About this task
Print out the data below in full, exactly as written.

(Saved entries)
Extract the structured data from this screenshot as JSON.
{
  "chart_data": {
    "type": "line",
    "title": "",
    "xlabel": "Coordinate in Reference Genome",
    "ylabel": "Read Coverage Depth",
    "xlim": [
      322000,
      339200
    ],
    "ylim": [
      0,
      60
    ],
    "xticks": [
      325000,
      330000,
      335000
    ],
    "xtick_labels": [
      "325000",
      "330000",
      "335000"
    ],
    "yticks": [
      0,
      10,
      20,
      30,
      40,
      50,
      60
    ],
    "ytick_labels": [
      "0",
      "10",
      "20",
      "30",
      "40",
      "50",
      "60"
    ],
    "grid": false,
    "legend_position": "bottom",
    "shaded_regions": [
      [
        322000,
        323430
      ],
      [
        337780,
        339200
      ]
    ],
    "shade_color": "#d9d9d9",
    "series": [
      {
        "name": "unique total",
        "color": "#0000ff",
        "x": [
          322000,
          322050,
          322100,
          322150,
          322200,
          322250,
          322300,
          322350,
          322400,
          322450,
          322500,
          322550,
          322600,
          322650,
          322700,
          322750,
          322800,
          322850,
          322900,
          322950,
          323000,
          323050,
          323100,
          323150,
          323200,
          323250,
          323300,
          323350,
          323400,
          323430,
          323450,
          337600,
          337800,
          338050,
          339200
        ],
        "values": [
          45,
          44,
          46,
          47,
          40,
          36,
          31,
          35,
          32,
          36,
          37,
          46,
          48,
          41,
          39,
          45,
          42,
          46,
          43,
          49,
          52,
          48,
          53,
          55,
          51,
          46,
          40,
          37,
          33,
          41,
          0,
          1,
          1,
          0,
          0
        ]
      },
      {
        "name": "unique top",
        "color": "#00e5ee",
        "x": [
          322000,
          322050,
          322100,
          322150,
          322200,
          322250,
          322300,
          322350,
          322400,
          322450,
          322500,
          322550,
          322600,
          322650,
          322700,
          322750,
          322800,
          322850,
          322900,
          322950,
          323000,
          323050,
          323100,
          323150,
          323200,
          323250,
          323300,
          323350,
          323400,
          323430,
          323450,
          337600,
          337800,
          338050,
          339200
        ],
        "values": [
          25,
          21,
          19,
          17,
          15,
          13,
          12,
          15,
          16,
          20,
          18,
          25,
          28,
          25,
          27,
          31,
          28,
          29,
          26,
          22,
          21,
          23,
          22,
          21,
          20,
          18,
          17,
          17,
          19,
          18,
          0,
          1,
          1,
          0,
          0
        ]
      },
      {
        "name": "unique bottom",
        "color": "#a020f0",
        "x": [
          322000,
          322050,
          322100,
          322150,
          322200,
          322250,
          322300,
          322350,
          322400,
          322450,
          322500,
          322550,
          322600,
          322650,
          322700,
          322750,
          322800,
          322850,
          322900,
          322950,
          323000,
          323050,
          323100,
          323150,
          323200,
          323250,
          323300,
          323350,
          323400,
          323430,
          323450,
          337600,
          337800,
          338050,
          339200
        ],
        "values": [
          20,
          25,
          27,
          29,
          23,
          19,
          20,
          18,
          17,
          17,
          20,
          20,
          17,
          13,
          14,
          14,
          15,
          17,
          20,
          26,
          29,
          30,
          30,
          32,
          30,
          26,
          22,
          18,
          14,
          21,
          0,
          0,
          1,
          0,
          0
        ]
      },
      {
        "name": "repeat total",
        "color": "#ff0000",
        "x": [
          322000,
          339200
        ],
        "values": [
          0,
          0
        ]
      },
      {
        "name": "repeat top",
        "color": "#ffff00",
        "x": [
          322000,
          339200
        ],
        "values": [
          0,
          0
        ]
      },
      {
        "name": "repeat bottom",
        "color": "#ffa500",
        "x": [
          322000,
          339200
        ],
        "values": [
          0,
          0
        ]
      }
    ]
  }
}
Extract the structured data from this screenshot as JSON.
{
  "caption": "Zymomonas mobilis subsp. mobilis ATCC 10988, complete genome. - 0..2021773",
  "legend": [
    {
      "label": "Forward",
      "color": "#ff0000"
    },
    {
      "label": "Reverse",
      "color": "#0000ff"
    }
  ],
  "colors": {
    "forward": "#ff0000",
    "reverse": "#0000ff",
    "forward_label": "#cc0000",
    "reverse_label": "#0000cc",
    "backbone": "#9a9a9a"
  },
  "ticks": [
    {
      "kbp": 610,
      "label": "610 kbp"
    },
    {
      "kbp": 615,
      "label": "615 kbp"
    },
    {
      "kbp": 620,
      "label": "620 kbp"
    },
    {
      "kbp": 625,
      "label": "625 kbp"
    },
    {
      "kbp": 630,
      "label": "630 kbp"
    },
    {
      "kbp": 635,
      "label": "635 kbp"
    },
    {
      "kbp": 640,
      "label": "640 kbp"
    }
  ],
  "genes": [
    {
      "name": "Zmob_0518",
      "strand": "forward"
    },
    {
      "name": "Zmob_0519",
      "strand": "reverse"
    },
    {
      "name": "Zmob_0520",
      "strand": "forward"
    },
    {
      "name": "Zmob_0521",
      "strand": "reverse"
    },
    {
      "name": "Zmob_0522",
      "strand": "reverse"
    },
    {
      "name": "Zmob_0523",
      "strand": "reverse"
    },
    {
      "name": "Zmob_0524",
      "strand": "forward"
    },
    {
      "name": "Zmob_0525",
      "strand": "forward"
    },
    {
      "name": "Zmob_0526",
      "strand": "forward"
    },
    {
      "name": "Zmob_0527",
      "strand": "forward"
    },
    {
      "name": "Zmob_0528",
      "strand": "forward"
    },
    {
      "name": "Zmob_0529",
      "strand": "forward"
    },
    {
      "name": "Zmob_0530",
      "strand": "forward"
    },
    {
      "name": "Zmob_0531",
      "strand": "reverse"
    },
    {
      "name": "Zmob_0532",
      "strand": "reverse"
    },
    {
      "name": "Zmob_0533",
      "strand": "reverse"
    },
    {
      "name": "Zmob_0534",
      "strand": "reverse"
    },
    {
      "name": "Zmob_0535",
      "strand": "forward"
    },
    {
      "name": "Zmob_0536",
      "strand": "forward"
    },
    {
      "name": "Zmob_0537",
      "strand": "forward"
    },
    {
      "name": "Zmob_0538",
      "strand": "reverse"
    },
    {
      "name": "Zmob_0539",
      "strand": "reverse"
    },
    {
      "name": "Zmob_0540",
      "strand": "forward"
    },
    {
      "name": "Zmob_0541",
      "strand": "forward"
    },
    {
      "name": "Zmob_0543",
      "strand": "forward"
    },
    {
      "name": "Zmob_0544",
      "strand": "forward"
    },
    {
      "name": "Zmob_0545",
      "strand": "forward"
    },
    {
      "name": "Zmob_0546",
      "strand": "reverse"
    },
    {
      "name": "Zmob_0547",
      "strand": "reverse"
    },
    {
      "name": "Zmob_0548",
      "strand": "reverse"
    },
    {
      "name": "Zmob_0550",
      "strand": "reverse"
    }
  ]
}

Solution for this problem
Extract the structured data from this screenshot as JSON.
{
  "chart_data": {
    "type": "line",
    "title": "",
    "xlabel": "Coordinate in Reference Genome",
    "ylabel": "Read Coverage Depth",
    "xlim": [
      322000,
      339200
    ],
    "ylim": [
      0,
      60
    ],
    "xticks": [
      325000,
      330000,
      335000
    ],
    "xtick_labels": [
      "325000",
      "330000",
      "335000"
    ],
    "yticks": [
      0,
      10,
      20,
      30,
      40,
      50,
      60
    ],
    "ytick_labels": [
      "0",
      "10",
      "20",
      "30",
      "40",
      "50",
      "60"
    ],
    "grid": false,
    "legend_position": "bottom",
    "shaded_regions": [
      [
        322000,
        323430
      ],
      [
        337780,
        339200
      ]
    ],
    "shade_color": "#d9d9d9",
    "series": [
      {
        "name": "unique total",
        "color": "#0000ff",
        "x": [
          322000,
          322050,
          322100,
          322150,
          322200,
          322250,
          322300,
          322350,
          322400,
          322450,
          322500,
          322550,
          322600,
          322650,
          322700,
          322750,
          322800,
          322850,
          322900,
          322950,
          323000,
          323050,
          323100,
          323150,
          323200,
          323250,
          323300,
          323350,
          323400,
          323430,
          323450,
          337600,
          337800,
          338050,
          339200
        ],
        "values": [
          45,
          44,
          46,
          47,
          40,
          36,
          31,
          35,
          32,
          36,
          37,
          46,
          48,
          41,
          39,
          45,
          42,
          46,
          43,
          49,
          52,
          48,
          53,
          55,
          51,
          46,
          40,
          37,
          33,
          41,
          0,
          1,
          1,
          0,
          0
        ]
      },
      {
        "name": "unique top",
        "color": "#00e5ee",
        "x": [
          322000,
          322050,
          322100,
          322150,
          322200,
          322250,
          322300,
          322350,
          322400,
          322450,
          322500,
          322550,
          322600,
          322650,
          322700,
          322750,
          322800,
          322850,
          322900,
          322950,
          323000,
          323050,
          323100,
          323150,
          323200,
          323250,
          323300,
          323350,
          323400,
          323430,
          323450,
          337600,
          337800,
          338050,
          339200
        ],
        "values": [
          25,
          21,
          19,
          17,
          15,
          13,
          12,
          15,
          16,
          20,
          18,
          25,
          28,
          25,
          27,
          31,
          28,
          29,
          26,
          22,
          21,
          23,
          22,
          21,
          20,
          18,
          17,
          17,
          19,
          18,
          0,
          1,
          1,
          0,
          0
        ]
      },
      {
        "name": "unique bottom",
        "color": "#a020f0",
        "x": [
          322000,
          322050,
          322100,
          322150,
          322200,
          322250,
          322300,
          322350,
          322400,
          322450,
          322500,
          322550,
          322600,
          322650,
          322700,
          322750,
          322800,
          322850,
          322900,
          322950,
          323000,
          323050,
          323100,
          323150,
          323200,
          323250,
          323300,
          323350,
          323400,
          323430,
          323450,
          337600,
          337800,
          338050,
          339200
        ],
        "values": [
          20,
          25,
          27,
          29,
          23,
          19,
          20,
          18,
          17,
          17,
          20,
          20,
          17,
          13,
          14,
          14,
          15,
          17,
          20,
          26,
          29,
          30,
          30,
          32,
          30,
          26,
          22,
          18,
          14,
          21,
          0,
          0,
          1,
          0,
          0
        ]
      },
      {
        "name": "repeat total",
        "color": "#ff0000",
        "x": [
          322000,
          339200
        ],
        "values": [
          0,
          0
        ]
      },
      {
        "name": "repeat top",
        "color": "#ffff00",
        "x": [
          322000,
          339200
        ],
        "values": [
          0,
          0
        ]
      },
      {
        "name": "repeat bottom",
        "color": "#ffa500",
        "x": [
          322000,
          339200
        ],
        "values": [
          0,
          0
        ]
      }
    ]
  }
}
Extract the structured data from this screenshot as JSON.
{
  "caption": "Zymomonas mobilis subsp. mobilis ATCC 10988, complete genome. - 0..2021773",
  "legend": [
    {
      "label": "Forward",
      "color": "#ff0000"
    },
    {
      "label": "Reverse",
      "color": "#0000ff"
    }
  ],
  "colors": {
    "forward": "#ff0000",
    "reverse": "#0000ff",
    "forward_label": "#cc0000",
    "reverse_label": "#0000cc",
    "backbone": "#9a9a9a"
  },
  "ticks": [
    {
      "kbp": 610,
      "label": "610 kbp"
    },
    {
      "kbp": 615,
      "label": "615 kbp"
    },
    {
      "kbp": 620,
      "label": "620 kbp"
    },
    {
      "kbp": 625,
      "label": "625 kbp"
    },
    {
      "kbp": 630,
      "label": "630 kbp"
    },
    {
      "kbp": 635,
      "label": "635 kbp"
    },
    {
      "kbp": 640,
      "label": "640 kbp"
    }
  ],
  "genes": [
    {
      "name": "Zmob_0518",
      "strand": "forward"
    },
    {
      "name": "Zmob_0519",
      "strand": "reverse"
    },
    {
      "name": "Zmob_0520",
      "strand": "forward"
    },
    {
      "name": "Zmob_0521",
      "strand": "reverse"
    },
    {
      "name": "Zmob_0522",
      "strand": "reverse"
    },
    {
      "name": "Zmob_0523",
      "strand": "reverse"
    },
    {
      "name": "Zmob_0524",
      "strand": "forward"
    },
    {
      "name": "Zmob_0525",
      "strand": "forward"
    },
    {
      "name": "Zmob_0526",
      "strand": "forward"
    },
    {
      "name": "Zmob_0527",
      "strand": "forward"
    },
    {
      "name": "Zmob_0528",
      "strand": "forward"
    },
    {
      "name": "Zmob_0529",
      "strand": "forward"
    },
    {
      "name": "Zmob_0530",
      "strand": "forward"
    },
    {
      "name": "Zmob_0531",
      "strand": "reverse"
    },
    {
      "name": "Zmob_0532",
      "strand": "reverse"
    },
    {
      "name": "Zmob_0533",
      "strand": "reverse"
    },
    {
      "name": "Zmob_0534",
      "strand": "reverse"
    },
    {
      "name": "Zmob_0535",
      "strand": "forward"
    },
    {
      "name": "Zmob_0536",
      "strand": "forward"
    },
    {
      "name": "Zmob_0537",
      "strand": "forward"
    },
    {
      "name": "Zmob_0538",
      "strand": "reverse"
    },
    {
      "name": "Zmob_0539",
      "strand": "reverse"
    },
    {
      "name": "Zmob_0540",
      "strand": "forward"
    },
    {
      "name": "Zmob_0541",
      "strand": "forward"
    },
    {
      "name": "Zmob_0543",
      "strand": "forward"
    },
    {
      "name": "Zmob_0544",
      "strand": "forward"
    },
    {
      "name": "Zmob_0545",
      "strand": "forward"
    },
    {
      "name": "Zmob_0546",
      "strand": "reverse"
    },
    {
      "name": "Zmob_0547",
      "strand": "reverse"
    },
    {
      "name": "Zmob_0548",
      "strand": "reverse"
    },
    {
      "name": "Zmob_0550",
      "strand": "reverse"
    }
  ]
}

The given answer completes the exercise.